| INPUT |
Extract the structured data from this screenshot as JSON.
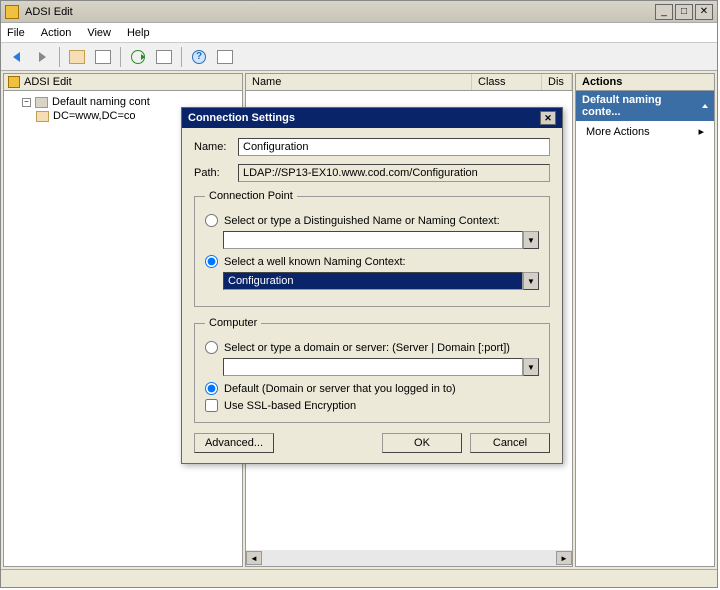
{
  "window": {
    "title": "ADSI Edit"
  },
  "menu": {
    "file": "File",
    "action": "Action",
    "view": "View",
    "help": "Help"
  },
  "tree": {
    "header": "ADSI Edit",
    "node1": "Default naming cont",
    "node2": "DC=www,DC=co"
  },
  "list": {
    "cols": {
      "name": "Name",
      "class": "Class",
      "dn": "Dis"
    }
  },
  "actions": {
    "header": "Actions",
    "section": "Default naming conte...",
    "more": "More Actions"
  },
  "dialog": {
    "title": "Connection Settings",
    "name_label": "Name:",
    "name_value": "Configuration",
    "path_label": "Path:",
    "path_value": "LDAP://SP13-EX10.www.cod.com/Configuration",
    "cp_legend": "Connection Point",
    "cp_opt1": "Select or type a Distinguished Name or Naming Context:",
    "cp_opt2": "Select a well known Naming Context:",
    "cp_value": "Configuration",
    "comp_legend": "Computer",
    "comp_opt1": "Select or type a domain or server: (Server | Domain [:port])",
    "comp_opt2": "Default (Domain or server that you logged in to)",
    "ssl": "Use SSL-based Encryption",
    "advanced": "Advanced...",
    "ok": "OK",
    "cancel": "Cancel"
  }
}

| TASK DESCRIPTION |
Each record above is to be restated exactly, with its pictures removed from the copy.

| WRITTEN RESPONSE |
Extract the structured data from this screenshot as JSON.
{
  "window": {
    "title": "ADSI Edit"
  },
  "menu": {
    "file": "File",
    "action": "Action",
    "view": "View",
    "help": "Help"
  },
  "tree": {
    "header": "ADSI Edit",
    "node1": "Default naming cont",
    "node2": "DC=www,DC=co"
  },
  "list": {
    "cols": {
      "name": "Name",
      "class": "Class",
      "dn": "Dis"
    }
  },
  "actions": {
    "header": "Actions",
    "section": "Default naming conte...",
    "more": "More Actions"
  },
  "dialog": {
    "title": "Connection Settings",
    "name_label": "Name:",
    "name_value": "Configuration",
    "path_label": "Path:",
    "path_value": "LDAP://SP13-EX10.www.cod.com/Configuration",
    "cp_legend": "Connection Point",
    "cp_opt1": "Select or type a Distinguished Name or Naming Context:",
    "cp_opt2": "Select a well known Naming Context:",
    "cp_value": "Configuration",
    "comp_legend": "Computer",
    "comp_opt1": "Select or type a domain or server: (Server | Domain [:port])",
    "comp_opt2": "Default (Domain or server that you logged in to)",
    "ssl": "Use SSL-based Encryption",
    "advanced": "Advanced...",
    "ok": "OK",
    "cancel": "Cancel"
  }
}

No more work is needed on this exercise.